- INSTRUCTIONS FOR THE TASK -
Extract the full set of records, then give each one again exactly.

- DATA SUPPLIED -
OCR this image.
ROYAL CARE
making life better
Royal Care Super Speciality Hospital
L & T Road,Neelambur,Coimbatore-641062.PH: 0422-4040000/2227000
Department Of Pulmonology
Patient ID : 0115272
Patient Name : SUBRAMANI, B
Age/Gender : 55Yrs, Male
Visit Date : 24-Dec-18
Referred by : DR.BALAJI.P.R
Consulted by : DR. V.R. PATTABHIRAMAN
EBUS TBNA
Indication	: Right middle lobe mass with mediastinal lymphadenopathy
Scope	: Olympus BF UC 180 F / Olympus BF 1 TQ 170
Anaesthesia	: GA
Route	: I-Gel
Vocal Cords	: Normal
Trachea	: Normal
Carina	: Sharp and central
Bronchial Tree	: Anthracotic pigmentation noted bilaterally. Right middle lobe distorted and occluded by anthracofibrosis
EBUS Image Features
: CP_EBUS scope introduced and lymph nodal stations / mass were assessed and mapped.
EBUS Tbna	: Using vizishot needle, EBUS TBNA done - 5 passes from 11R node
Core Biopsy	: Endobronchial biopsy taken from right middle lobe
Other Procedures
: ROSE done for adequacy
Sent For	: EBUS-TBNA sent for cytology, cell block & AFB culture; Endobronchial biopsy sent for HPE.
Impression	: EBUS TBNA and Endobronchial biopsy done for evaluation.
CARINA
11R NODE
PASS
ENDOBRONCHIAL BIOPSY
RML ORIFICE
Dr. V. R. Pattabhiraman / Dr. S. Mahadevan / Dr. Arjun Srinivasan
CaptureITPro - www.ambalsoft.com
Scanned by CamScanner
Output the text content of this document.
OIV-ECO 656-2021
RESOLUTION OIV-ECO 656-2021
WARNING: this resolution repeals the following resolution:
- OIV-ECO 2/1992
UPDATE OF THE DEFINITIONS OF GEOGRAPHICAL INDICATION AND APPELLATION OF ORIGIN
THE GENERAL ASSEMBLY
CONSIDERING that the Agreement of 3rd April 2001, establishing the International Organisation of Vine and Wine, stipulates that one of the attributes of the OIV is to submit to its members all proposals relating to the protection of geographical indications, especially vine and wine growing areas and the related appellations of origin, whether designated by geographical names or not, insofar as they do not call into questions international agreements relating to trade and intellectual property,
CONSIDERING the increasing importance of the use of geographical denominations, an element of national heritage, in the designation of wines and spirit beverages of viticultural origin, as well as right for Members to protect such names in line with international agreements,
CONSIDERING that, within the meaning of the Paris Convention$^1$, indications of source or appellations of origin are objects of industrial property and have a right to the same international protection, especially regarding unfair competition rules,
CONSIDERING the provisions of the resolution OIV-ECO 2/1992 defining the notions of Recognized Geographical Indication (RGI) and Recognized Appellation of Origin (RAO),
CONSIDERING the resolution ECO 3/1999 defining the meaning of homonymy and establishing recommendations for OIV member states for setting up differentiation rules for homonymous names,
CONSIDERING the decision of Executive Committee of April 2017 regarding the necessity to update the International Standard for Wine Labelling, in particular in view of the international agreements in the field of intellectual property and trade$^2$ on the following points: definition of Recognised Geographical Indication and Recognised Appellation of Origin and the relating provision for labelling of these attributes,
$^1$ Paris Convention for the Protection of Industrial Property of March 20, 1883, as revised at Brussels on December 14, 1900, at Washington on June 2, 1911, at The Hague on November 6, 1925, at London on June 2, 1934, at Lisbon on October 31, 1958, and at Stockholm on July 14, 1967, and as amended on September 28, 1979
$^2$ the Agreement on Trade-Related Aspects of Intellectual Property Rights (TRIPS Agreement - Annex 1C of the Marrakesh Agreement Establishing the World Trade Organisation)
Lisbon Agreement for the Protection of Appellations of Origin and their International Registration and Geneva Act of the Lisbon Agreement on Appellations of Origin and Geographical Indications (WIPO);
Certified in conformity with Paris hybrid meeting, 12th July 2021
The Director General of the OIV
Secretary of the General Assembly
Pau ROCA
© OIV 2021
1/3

- CORRECT RESPONSE -
OCR this image.
ROYAL CARE
making life better
Royal Care Super Speciality Hospital
L & T Road,Neelambur,Coimbatore-641062.PH: 0422-4040000/2227000
Department Of Pulmonology
Patient ID : 0115272
Patient Name : SUBRAMANI, B
Age/Gender : 55Yrs, Male
Visit Date : 24-Dec-18
Referred by : DR.BALAJI.P.R
Consulted by : DR. V.R. PATTABHIRAMAN
EBUS TBNA
Indication	: Right middle lobe mass with mediastinal lymphadenopathy
Scope	: Olympus BF UC 180 F / Olympus BF 1 TQ 170
Anaesthesia	: GA
Route	: I-Gel
Vocal Cords	: Normal
Trachea	: Normal
Carina	: Sharp and central
Bronchial Tree	: Anthracotic pigmentation noted bilaterally. Right middle lobe distorted and occluded by anthracofibrosis
EBUS Image Features
: CP_EBUS scope introduced and lymph nodal stations / mass were assessed and mapped.
EBUS Tbna	: Using vizishot needle, EBUS TBNA done - 5 passes from 11R node
Core Biopsy	: Endobronchial biopsy taken from right middle lobe
Other Procedures
: ROSE done for adequacy
Sent For	: EBUS-TBNA sent for cytology, cell block & AFB culture; Endobronchial biopsy sent for HPE.
Impression	: EBUS TBNA and Endobronchial biopsy done for evaluation.
CARINA
11R NODE
PASS
ENDOBRONCHIAL BIOPSY
RML ORIFICE
Dr. V. R. Pattabhiraman / Dr. S. Mahadevan / Dr. Arjun Srinivasan
CaptureITPro - www.ambalsoft.com
Scanned by CamScanner
Output the text content of this document.
OIV-ECO 656-2021
RESOLUTION OIV-ECO 656-2021
WARNING: this resolution repeals the following resolution:
- OIV-ECO 2/1992
UPDATE OF THE DEFINITIONS OF GEOGRAPHICAL INDICATION AND APPELLATION OF ORIGIN
THE GENERAL ASSEMBLY
CONSIDERING that the Agreement of 3rd April 2001, establishing the International Organisation of Vine and Wine, stipulates that one of the attributes of the OIV is to submit to its members all proposals relating to the protection of geographical indications, especially vine and wine growing areas and the related appellations of origin, whether designated by geographical names or not, insofar as they do not call into questions international agreements relating to trade and intellectual property,
CONSIDERING the increasing importance of the use of geographical denominations, an element of national heritage, in the designation of wines and spirit beverages of viticultural origin, as well as right for Members to protect such names in line with international agreements,
CONSIDERING that, within the meaning of the Paris Convention$^1$, indications of source or appellations of origin are objects of industrial property and have a right to the same international protection, especially regarding unfair competition rules,
CONSIDERING the provisions of the resolution OIV-ECO 2/1992 defining the notions of Recognized Geographical Indication (RGI) and Recognized Appellation of Origin (RAO),
CONSIDERING the resolution ECO 3/1999 defining the meaning of homonymy and establishing recommendations for OIV member states for setting up differentiation rules for homonymous names,
CONSIDERING the decision of Executive Committee of April 2017 regarding the necessity to update the International Standard for Wine Labelling, in particular in view of the international agreements in the field of intellectual property and trade$^2$ on the following points: definition of Recognised Geographical Indication and Recognised Appellation of Origin and the relating provision for labelling of these attributes,
$^1$ Paris Convention for the Protection of Industrial Property of March 20, 1883, as revised at Brussels on December 14, 1900, at Washington on June 2, 1911, at The Hague on November 6, 1925, at London on June 2, 1934, at Lisbon on October 31, 1958, and at Stockholm on July 14, 1967, and as amended on September 28, 1979
$^2$ the Agreement on Trade-Related Aspects of Intellectual Property Rights (TRIPS Agreement - Annex 1C of the Marrakesh Agreement Establishing the World Trade Organisation)
Lisbon Agreement for the Protection of Appellations of Origin and their International Registration and Geneva Act of the Lisbon Agreement on Appellations of Origin and Geographical Indications (WIPO);
Certified in conformity with Paris hybrid meeting, 12th July 2021
The Director General of the OIV
Secretary of the General Assembly
Pau ROCA
© OIV 2021
1/3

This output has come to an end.